- [Dataset records]
= = = = =

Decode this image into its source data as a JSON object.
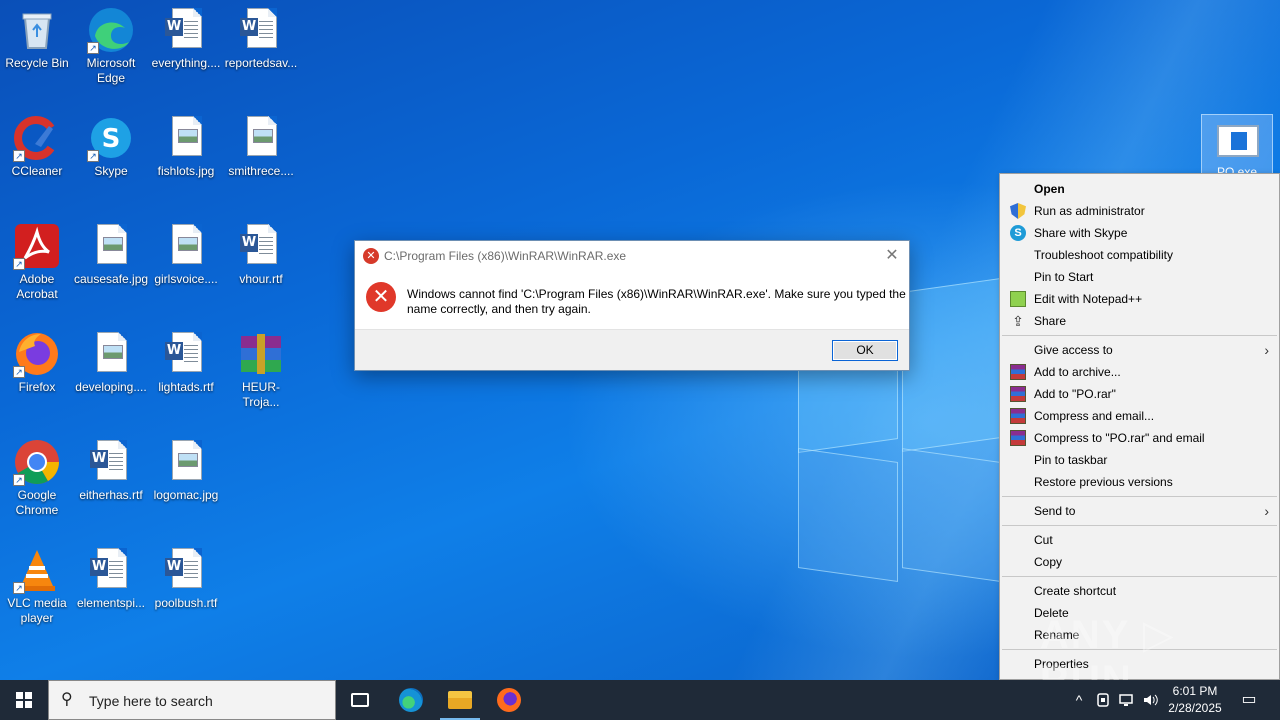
{
  "desktop": {
    "icons": [
      {
        "label": "Recycle Bin",
        "kind": "recycle-bin-icon"
      },
      {
        "label": "Microsoft Edge",
        "kind": "edge-icon"
      },
      {
        "label": "everything....",
        "kind": "word-doc-icon"
      },
      {
        "label": "reportedsav...",
        "kind": "word-doc-icon"
      },
      {
        "label": "CCleaner",
        "kind": "ccleaner-icon"
      },
      {
        "label": "Skype",
        "kind": "skype-icon"
      },
      {
        "label": "fishlots.jpg",
        "kind": "image-file-icon"
      },
      {
        "label": "smithrece....",
        "kind": "image-file-icon"
      },
      {
        "label": "Adobe Acrobat",
        "kind": "acrobat-icon"
      },
      {
        "label": "causesafe.jpg",
        "kind": "image-file-icon"
      },
      {
        "label": "girlsvoice....",
        "kind": "image-file-icon"
      },
      {
        "label": "vhour.rtf",
        "kind": "word-doc-icon"
      },
      {
        "label": "Firefox",
        "kind": "firefox-icon"
      },
      {
        "label": "developing....",
        "kind": "image-file-icon"
      },
      {
        "label": "lightads.rtf",
        "kind": "word-doc-icon"
      },
      {
        "label": "HEUR-Troja...",
        "kind": "winrar-icon"
      },
      {
        "label": "Google Chrome",
        "kind": "chrome-icon"
      },
      {
        "label": "eitherhas.rtf",
        "kind": "word-doc-icon"
      },
      {
        "label": "logomac.jpg",
        "kind": "image-file-icon"
      },
      {
        "label": "VLC media player",
        "kind": "vlc-icon"
      },
      {
        "label": "elementspi...",
        "kind": "word-doc-icon"
      },
      {
        "label": "poolbush.rtf",
        "kind": "word-doc-icon"
      }
    ],
    "selected_icon": {
      "label": "PO.exe"
    }
  },
  "dialog": {
    "title": "C:\\Program Files (x86)\\WinRAR\\WinRAR.exe",
    "message": "Windows cannot find 'C:\\Program Files (x86)\\WinRAR\\WinRAR.exe'. Make sure you typed the name correctly, and then try again.",
    "ok_label": "OK",
    "close_glyph": "✕",
    "error_glyph": "✕"
  },
  "context_menu": {
    "items": [
      {
        "label": "Open",
        "bold": true
      },
      {
        "label": "Run as administrator",
        "icon": "uac-shield-icon"
      },
      {
        "label": "Share with Skype",
        "icon": "skype-icon"
      },
      {
        "label": "Troubleshoot compatibility"
      },
      {
        "label": "Pin to Start"
      },
      {
        "label": "Edit with Notepad++",
        "icon": "notepadpp-icon"
      },
      {
        "label": "Share",
        "icon": "share-icon"
      },
      {
        "separator": true
      },
      {
        "label": "Give access to",
        "submenu": true
      },
      {
        "label": "Add to archive...",
        "icon": "winrar-icon"
      },
      {
        "label": "Add to \"PO.rar\"",
        "icon": "winrar-icon"
      },
      {
        "label": "Compress and email...",
        "icon": "winrar-icon"
      },
      {
        "label": "Compress to \"PO.rar\" and email",
        "icon": "winrar-icon"
      },
      {
        "label": "Pin to taskbar"
      },
      {
        "label": "Restore previous versions"
      },
      {
        "separator": true
      },
      {
        "label": "Send to",
        "submenu": true
      },
      {
        "separator": true
      },
      {
        "label": "Cut"
      },
      {
        "label": "Copy"
      },
      {
        "separator": true
      },
      {
        "label": "Create shortcut"
      },
      {
        "label": "Delete"
      },
      {
        "label": "Rename"
      },
      {
        "separator": true
      },
      {
        "label": "Properties"
      }
    ],
    "submenu_arrow": "›"
  },
  "watermark": "ANY ▷ RUN",
  "taskbar": {
    "search_placeholder": "Type here to search",
    "search_glyph": "⚲",
    "pinned": [
      {
        "name": "task-view-icon"
      },
      {
        "name": "edge-icon"
      },
      {
        "name": "file-explorer-icon"
      },
      {
        "name": "firefox-icon"
      }
    ],
    "tray": {
      "chevron": "^",
      "clock_time": "6:01 PM",
      "clock_date": "2/28/2025",
      "notification_glyph": "▭"
    }
  },
  "colors": {
    "taskbar_bg": "#1f2a38",
    "desktop_accent": "#0a68d6",
    "error_red": "#e0382a",
    "menu_bg": "#f2f2f2"
  }
}
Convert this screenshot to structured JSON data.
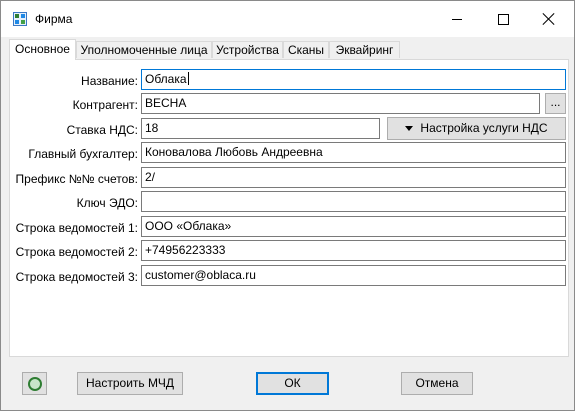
{
  "window": {
    "title": "Фирма",
    "icon": "firm-app-icon"
  },
  "tabs": [
    {
      "label": "Основное",
      "active": true
    },
    {
      "label": "Уполномоченные лица"
    },
    {
      "label": "Устройства"
    },
    {
      "label": "Сканы"
    },
    {
      "label": "Эквайринг"
    }
  ],
  "form": {
    "name_label": "Название:",
    "name_value": "Облака",
    "contractor_label": "Контрагент:",
    "contractor_value": "ВЕСНА",
    "contractor_browse": "...",
    "vat_label": "Ставка НДС:",
    "vat_value": "18",
    "vat_button": "Настройка услуги НДС",
    "accountant_label": "Главный бухгалтер:",
    "accountant_value": "Коновалова Любовь Андреевна",
    "prefix_label": "Префикс №№ счетов:",
    "prefix_value": "2/",
    "edo_label": "Ключ ЭДО:",
    "edo_value": "",
    "line1_label": "Строка ведомостей 1:",
    "line1_value": "ООО «Облака»",
    "line2_label": "Строка ведомостей 2:",
    "line2_value": "+74956223333",
    "line3_label": "Строка ведомостей 3:",
    "line3_value": "customer@oblaca.ru"
  },
  "footer": {
    "mchd_button": "Настроить МЧД",
    "ok_button": "ОК",
    "cancel_button": "Отмена",
    "icon": "refresh-icon"
  }
}
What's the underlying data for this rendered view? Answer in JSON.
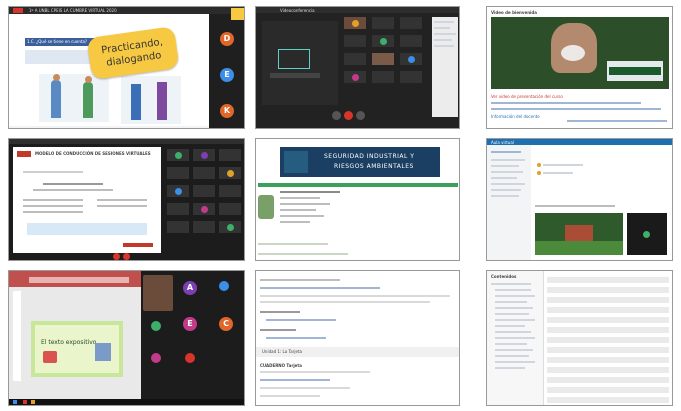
{
  "panel1": {
    "tab_title": "1º A UNBL CPEIS LA CUMBRE VIRTUAL 2020",
    "slide_heading": "1.C. ¿Qué se tiene en cuenta?",
    "bubble_text_line1": "Practicando,",
    "bubble_text_line2": "dialogando",
    "participants": [
      "D",
      "E",
      "K"
    ],
    "colors": {
      "D": "#e0662a",
      "E": "#3c8ee6",
      "K": "#e0662a"
    }
  },
  "panel2": {
    "top_label": "Videoconferencia",
    "colors": {
      "end_call": "#d9342b"
    }
  },
  "panel3": {
    "header": "Video de bienvenida",
    "banner_title": "SEGURIDAD INDUSTRIAL Y RIESGOS AMBIENTALES",
    "links": [
      "Ver video de presentación del curso",
      "Información del docente"
    ]
  },
  "panel4": {
    "doc_title": "MODELO DE CONDUCCIÓN DE SESIONES VIRTUALES",
    "colors": {
      "brand": "#c0392b"
    }
  },
  "panel5": {
    "banner_title_line1": "SEGURIDAD INDUSTRIAL Y",
    "banner_title_line2": "RIESGOS AMBIENTALES",
    "colors": {
      "banner": "#1a3f63"
    }
  },
  "panel6": {
    "site_title": "Aula virtual",
    "colors": {
      "header": "#1e6fb0"
    }
  },
  "panel7": {
    "slide_title": "El texto expositivo",
    "participants": [
      "A",
      "E",
      "C"
    ],
    "colors": {
      "A": "#7b3fb3",
      "E": "#c33a8a",
      "C": "#e0662a",
      "ribbon": "#c0504d"
    }
  },
  "panel8": {
    "section_title": "Unidad 1: La Tarjeta",
    "subheading": "CUADERNO Tarjeta"
  },
  "panel9": {
    "sidebar_label": "Contenidos"
  }
}
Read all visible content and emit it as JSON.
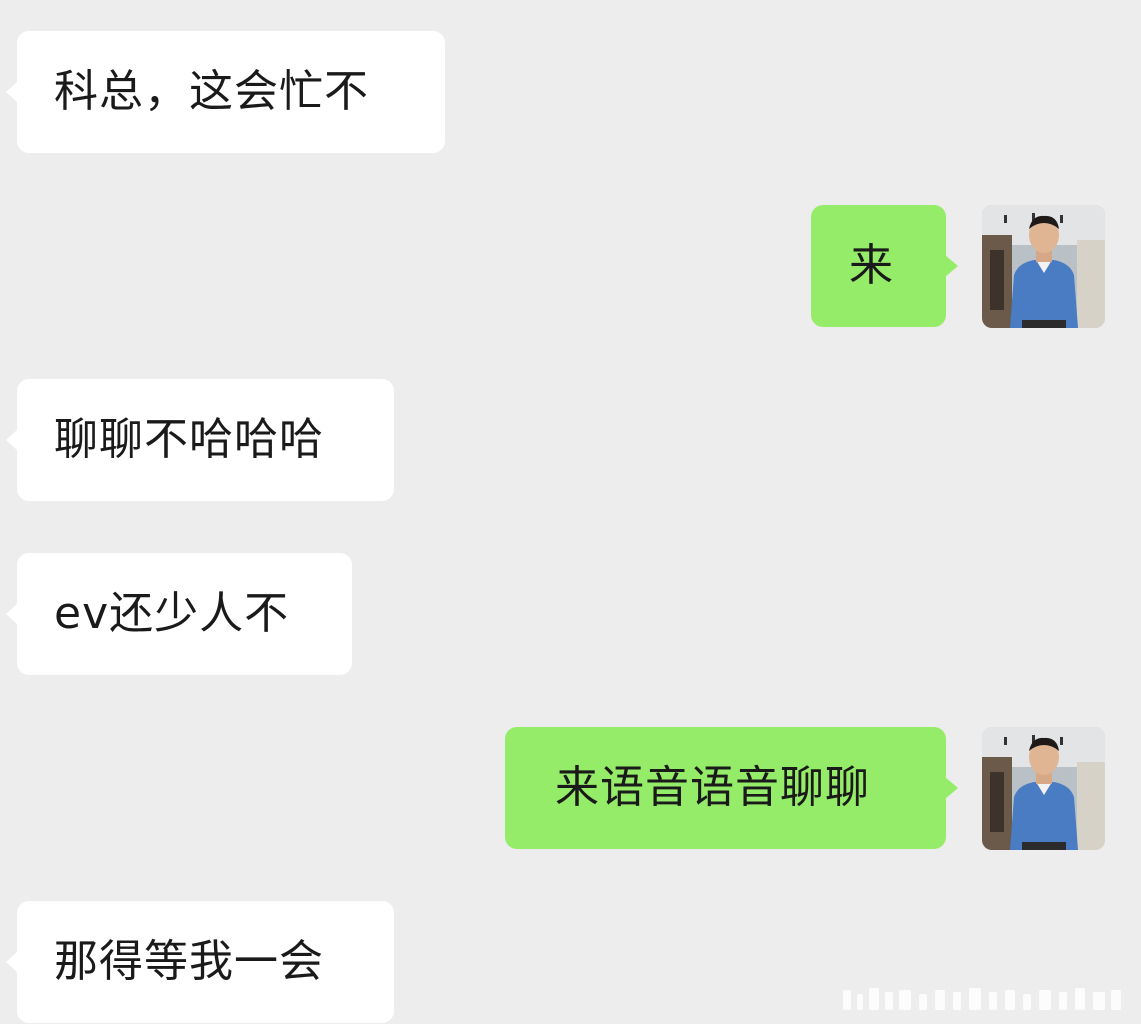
{
  "messages": [
    {
      "direction": "incoming",
      "text": "科总，这会忙不"
    },
    {
      "direction": "outgoing",
      "text": "来"
    },
    {
      "direction": "incoming",
      "text": "聊聊不哈哈哈"
    },
    {
      "direction": "incoming",
      "text": "ev还少人不"
    },
    {
      "direction": "outgoing",
      "text": "来语音语音聊聊"
    },
    {
      "direction": "incoming",
      "text": "那得等我一会"
    }
  ],
  "avatar": {
    "icon": "user-avatar-photo",
    "shirt_color": "#4a7cc4"
  },
  "theme": {
    "background": "#ededed",
    "incoming_bubble": "#ffffff",
    "outgoing_bubble": "#95ec69",
    "text": "#1a1a1a"
  }
}
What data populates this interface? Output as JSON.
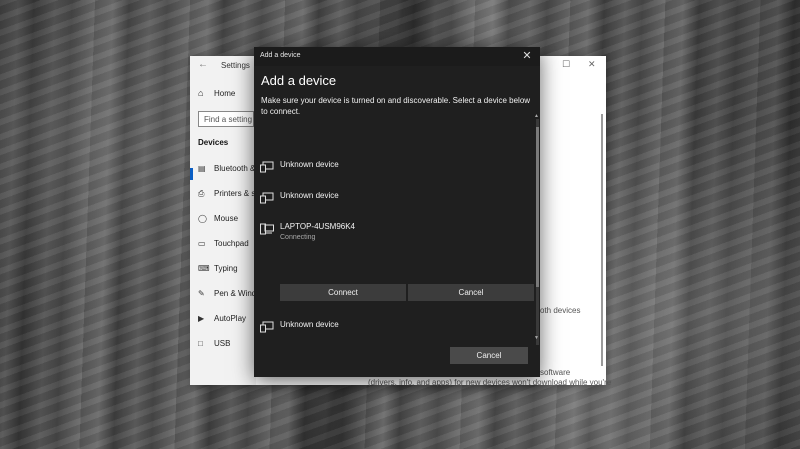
{
  "settings": {
    "title": "Settings",
    "home_label": "Home",
    "search_placeholder": "Find a setting",
    "section_title": "Devices",
    "nav": [
      {
        "label": "Bluetooth & other devices",
        "icon": "bluetooth-icon",
        "active": true
      },
      {
        "label": "Printers & scanners",
        "icon": "printer-icon"
      },
      {
        "label": "Mouse",
        "icon": "mouse-icon"
      },
      {
        "label": "Touchpad",
        "icon": "touchpad-icon"
      },
      {
        "label": "Typing",
        "icon": "keyboard-icon"
      },
      {
        "label": "Pen & Windows Ink",
        "icon": "pen-icon"
      },
      {
        "label": "AutoPlay",
        "icon": "autoplay-icon"
      },
      {
        "label": "USB",
        "icon": "usb-icon"
      }
    ],
    "bg_text_1": "oth devices",
    "bg_text_2": "software",
    "bg_text_3": "(drivers, info, and apps) for new devices won't download while you're"
  },
  "dialog": {
    "title_bar": "Add a device",
    "heading": "Add a device",
    "description": "Make sure your device is turned on and discoverable. Select a device below to connect.",
    "devices": [
      {
        "name": "Unknown device",
        "status": "",
        "icon": "display-device-icon"
      },
      {
        "name": "Unknown device",
        "status": "",
        "icon": "display-device-icon"
      },
      {
        "name": "LAPTOP-4USM96K4",
        "status": "Connecting",
        "icon": "computer-device-icon"
      },
      {
        "name": "Unknown device",
        "status": "",
        "icon": "display-device-icon"
      }
    ],
    "connect_label": "Connect",
    "cancel_inline_label": "Cancel",
    "cancel_label": "Cancel"
  }
}
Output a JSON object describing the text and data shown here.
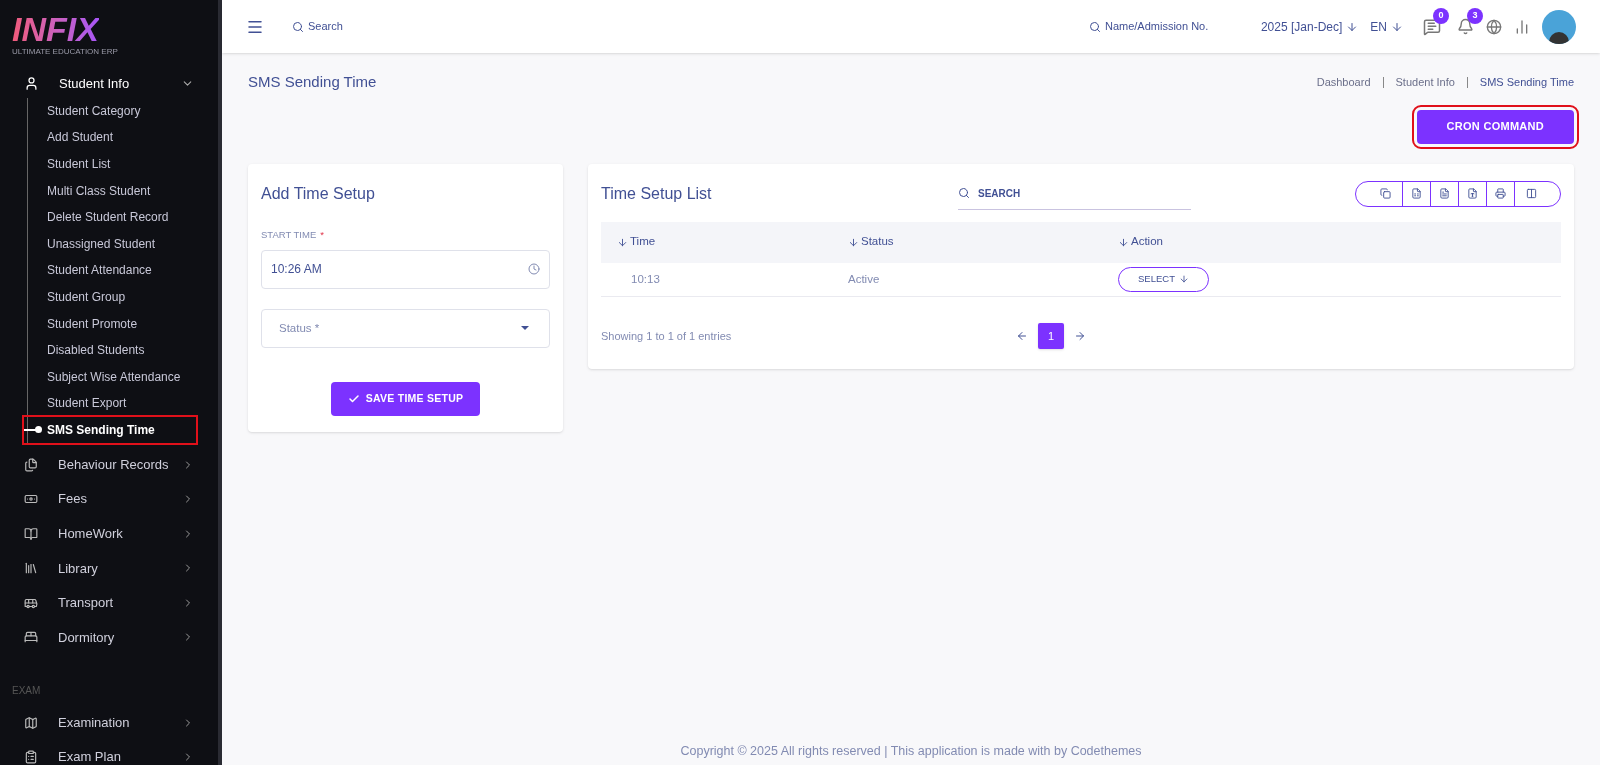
{
  "logo": {
    "name": "INFIX",
    "tagline": "ULTIMATE EDUCATION ERP"
  },
  "sidebar": {
    "open_menu": {
      "label": "Student Info",
      "expanded": true,
      "children": [
        {
          "label": "Student Category",
          "selected": false,
          "highlighted": false
        },
        {
          "label": "Add Student",
          "selected": false,
          "highlighted": false
        },
        {
          "label": "Student List",
          "selected": false,
          "highlighted": false
        },
        {
          "label": "Multi Class Student",
          "selected": false,
          "highlighted": false
        },
        {
          "label": "Delete Student Record",
          "selected": false,
          "highlighted": false
        },
        {
          "label": "Unassigned Student",
          "selected": false,
          "highlighted": false
        },
        {
          "label": "Student Attendance",
          "selected": false,
          "highlighted": false
        },
        {
          "label": "Student Group",
          "selected": false,
          "highlighted": false
        },
        {
          "label": "Student Promote",
          "selected": false,
          "highlighted": false
        },
        {
          "label": "Disabled Students",
          "selected": false,
          "highlighted": false
        },
        {
          "label": "Subject Wise Attendance",
          "selected": false,
          "highlighted": false
        },
        {
          "label": "Student Export",
          "selected": false,
          "highlighted": false
        },
        {
          "label": "SMS Sending Time",
          "selected": true,
          "highlighted": true
        }
      ]
    },
    "menus": [
      {
        "label": "Behaviour Records"
      },
      {
        "label": "Fees"
      },
      {
        "label": "HomeWork"
      },
      {
        "label": "Library"
      },
      {
        "label": "Transport"
      },
      {
        "label": "Dormitory"
      }
    ],
    "section": "EXAM",
    "exam_menus": [
      {
        "label": "Examination"
      },
      {
        "label": "Exam Plan"
      }
    ]
  },
  "header": {
    "search_placeholder": "Search",
    "student_search_placeholder": "Name/Admission No.",
    "session": "2025 [Jan-Dec]",
    "language": "EN",
    "message_count": "0",
    "notification_count": "3"
  },
  "page": {
    "title": "SMS Sending Time",
    "breadcrumbs": [
      "Dashboard",
      "Student Info",
      "SMS Sending Time"
    ],
    "cron_button": {
      "label": "CRON COMMAND",
      "highlighted": true
    }
  },
  "form": {
    "title": "Add Time Setup",
    "start_time_label": "START TIME",
    "required_mark": "*",
    "start_time_value": "10:26 AM",
    "status_placeholder": "Status *",
    "save_button": "SAVE TIME SETUP"
  },
  "list": {
    "title": "Time Setup List",
    "search_placeholder": "SEARCH",
    "columns": [
      "Time",
      "Status",
      "Action"
    ],
    "rows": [
      {
        "time": "10:13",
        "status": "Active",
        "action": "SELECT"
      }
    ],
    "info": "Showing 1 to 1 of 1 entries",
    "pages": [
      {
        "label": "1",
        "selected": true
      }
    ]
  },
  "footer": "Copyright © 2025 All rights reserved | This application is made with by Codethemes"
}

= = = = =

- [EXERCISE BRIEF]
Select from the material above each line in which the string "Compress" appears, and list those lines.

- [RESULT OF THIS EXERCISE]
        "label": "Compress and email...",
        "label": "Compress to \"PO.rar\" and email",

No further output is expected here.